▶ **Page text**:
Lack Of Sleep May Make You Fat And Diabetic, Study

By R. Siva Kumar - 16 Mar '15 06:56AM

Do you like to sleep during the weekends in order to make up for lack of sleep the whole week? Then you are sleep deprived, and risk getting obesity and type 2 diabetes, says a study.

Looking at the sleeping habits of 522 revealed that those who lost sleep during the week are more likely to become obese, according to bbc.

The findings were shown at the Endocrine Society's annual meeting, and suggested that more regular sleep can help patients. Experts said that while the findings were interesting, they asked for large trials to test the idea.

Three consecutive nights of sleep deprivation can increase a person's risk to diabetes, raising it to a degree that may lead to a gain of 20 to 30 pounds, going by a 2007 study at the University of Chicago, according to fitnessmagazine.

▶ **Raw data**:
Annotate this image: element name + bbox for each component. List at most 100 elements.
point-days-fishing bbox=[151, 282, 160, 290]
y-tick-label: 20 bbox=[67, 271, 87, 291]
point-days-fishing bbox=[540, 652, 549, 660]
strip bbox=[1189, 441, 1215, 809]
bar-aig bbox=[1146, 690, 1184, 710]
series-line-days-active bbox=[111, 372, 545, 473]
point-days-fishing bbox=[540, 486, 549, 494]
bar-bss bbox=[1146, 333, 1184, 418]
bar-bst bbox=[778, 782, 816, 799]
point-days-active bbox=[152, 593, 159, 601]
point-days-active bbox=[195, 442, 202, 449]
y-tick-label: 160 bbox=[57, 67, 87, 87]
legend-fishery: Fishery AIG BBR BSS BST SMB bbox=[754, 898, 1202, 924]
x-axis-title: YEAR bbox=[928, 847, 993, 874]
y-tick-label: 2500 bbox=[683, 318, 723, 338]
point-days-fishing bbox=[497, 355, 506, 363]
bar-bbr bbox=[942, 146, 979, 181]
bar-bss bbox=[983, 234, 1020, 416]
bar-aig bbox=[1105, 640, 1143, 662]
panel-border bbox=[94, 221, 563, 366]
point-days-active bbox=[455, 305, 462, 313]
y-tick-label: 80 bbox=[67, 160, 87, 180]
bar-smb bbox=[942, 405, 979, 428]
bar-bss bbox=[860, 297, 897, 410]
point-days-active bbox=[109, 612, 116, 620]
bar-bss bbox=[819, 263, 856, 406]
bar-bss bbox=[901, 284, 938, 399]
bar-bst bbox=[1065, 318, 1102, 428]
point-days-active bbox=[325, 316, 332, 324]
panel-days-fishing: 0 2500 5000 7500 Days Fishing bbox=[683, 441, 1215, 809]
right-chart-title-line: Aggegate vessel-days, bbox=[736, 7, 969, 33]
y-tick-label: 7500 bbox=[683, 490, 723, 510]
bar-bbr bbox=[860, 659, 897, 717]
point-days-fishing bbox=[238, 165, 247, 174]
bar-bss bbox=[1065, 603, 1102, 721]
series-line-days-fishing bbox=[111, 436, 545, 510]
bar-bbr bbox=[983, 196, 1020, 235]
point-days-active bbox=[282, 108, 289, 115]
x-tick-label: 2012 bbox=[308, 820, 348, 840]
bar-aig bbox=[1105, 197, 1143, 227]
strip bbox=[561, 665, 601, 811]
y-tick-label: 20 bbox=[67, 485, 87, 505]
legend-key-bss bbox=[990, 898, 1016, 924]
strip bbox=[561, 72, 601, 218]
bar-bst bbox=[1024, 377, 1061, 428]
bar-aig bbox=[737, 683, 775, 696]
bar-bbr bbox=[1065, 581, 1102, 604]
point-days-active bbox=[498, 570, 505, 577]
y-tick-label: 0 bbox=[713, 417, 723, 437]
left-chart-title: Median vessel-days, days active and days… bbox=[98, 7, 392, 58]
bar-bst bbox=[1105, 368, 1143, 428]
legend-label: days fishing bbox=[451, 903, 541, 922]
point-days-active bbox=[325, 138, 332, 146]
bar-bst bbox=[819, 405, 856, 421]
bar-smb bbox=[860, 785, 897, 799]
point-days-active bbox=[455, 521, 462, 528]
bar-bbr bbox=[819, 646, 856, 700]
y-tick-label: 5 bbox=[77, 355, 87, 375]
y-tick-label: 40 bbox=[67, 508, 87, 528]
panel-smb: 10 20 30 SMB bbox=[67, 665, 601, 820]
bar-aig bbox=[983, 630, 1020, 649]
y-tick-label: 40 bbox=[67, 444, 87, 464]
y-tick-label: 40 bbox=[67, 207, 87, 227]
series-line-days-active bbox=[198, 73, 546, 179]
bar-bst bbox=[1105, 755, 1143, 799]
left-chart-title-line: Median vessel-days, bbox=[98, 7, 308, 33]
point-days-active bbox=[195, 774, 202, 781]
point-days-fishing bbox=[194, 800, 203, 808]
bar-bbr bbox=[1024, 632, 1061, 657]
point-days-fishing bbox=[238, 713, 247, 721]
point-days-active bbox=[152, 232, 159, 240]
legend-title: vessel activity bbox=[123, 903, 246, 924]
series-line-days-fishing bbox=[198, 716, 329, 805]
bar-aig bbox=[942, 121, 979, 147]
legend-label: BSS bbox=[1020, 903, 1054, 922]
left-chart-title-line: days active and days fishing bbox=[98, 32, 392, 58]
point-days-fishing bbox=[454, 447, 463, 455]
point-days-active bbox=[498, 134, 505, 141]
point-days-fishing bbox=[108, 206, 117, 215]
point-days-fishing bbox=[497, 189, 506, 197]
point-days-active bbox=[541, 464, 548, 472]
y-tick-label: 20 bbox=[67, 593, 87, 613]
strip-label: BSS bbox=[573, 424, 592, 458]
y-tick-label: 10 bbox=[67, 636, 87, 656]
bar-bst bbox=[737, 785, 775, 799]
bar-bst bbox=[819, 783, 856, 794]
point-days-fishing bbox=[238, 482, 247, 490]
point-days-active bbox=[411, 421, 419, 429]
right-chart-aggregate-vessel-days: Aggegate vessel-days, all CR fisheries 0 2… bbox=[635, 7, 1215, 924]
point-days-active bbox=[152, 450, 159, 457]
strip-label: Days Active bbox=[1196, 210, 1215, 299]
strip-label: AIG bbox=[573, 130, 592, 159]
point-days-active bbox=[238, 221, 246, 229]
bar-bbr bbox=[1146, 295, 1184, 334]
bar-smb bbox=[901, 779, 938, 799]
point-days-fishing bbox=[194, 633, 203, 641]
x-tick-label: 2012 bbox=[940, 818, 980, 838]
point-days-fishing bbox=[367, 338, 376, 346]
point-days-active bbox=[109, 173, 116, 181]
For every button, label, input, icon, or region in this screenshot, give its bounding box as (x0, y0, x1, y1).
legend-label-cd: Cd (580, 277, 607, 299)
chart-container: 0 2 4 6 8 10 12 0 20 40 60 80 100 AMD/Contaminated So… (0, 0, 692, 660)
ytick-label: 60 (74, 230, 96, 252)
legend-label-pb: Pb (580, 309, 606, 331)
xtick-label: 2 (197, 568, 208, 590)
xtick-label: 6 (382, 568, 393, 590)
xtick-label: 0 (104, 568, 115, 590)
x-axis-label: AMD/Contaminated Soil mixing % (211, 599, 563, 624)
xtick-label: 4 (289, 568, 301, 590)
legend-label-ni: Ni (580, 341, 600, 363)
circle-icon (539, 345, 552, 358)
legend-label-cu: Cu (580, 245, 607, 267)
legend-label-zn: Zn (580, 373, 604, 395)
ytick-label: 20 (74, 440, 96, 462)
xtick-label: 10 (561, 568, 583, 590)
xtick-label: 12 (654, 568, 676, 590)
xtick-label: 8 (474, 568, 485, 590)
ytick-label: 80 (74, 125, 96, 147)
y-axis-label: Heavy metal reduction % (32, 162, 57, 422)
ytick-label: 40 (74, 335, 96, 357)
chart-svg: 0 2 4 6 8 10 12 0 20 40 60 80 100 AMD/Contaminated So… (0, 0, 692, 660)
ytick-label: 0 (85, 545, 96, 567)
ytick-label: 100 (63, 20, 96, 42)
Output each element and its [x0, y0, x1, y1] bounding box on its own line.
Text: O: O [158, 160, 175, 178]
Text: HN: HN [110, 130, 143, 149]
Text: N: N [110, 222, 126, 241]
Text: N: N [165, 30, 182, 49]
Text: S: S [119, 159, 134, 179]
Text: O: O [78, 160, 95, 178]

▶ **What you will do**:
**a.** Say whether each statement below agrees with the article on sleep loss, answering yes or no and quoting the words from it that decide the matter. (i) The findings were presented at the Endocrine Society's annual meeting. (ii) Experts said no further trials were needed. (iii) The 2007 study cited was carried out at Harvard.
**b.** According to the 2007 study mentioned in the article on sleep loss, how many consecutive nights of sleep deprivation can increase a person's risk of diabetes?

▶ **Task-by-task results**:
**a.**
(i) Yes: "The findings were shown at the Endocrine Society's annual meeting"
(ii) No: "they asked for large trials to test the idea."
(iii) No: "a 2007 study at the University of Chicago"

**b.** Three consecutive nights.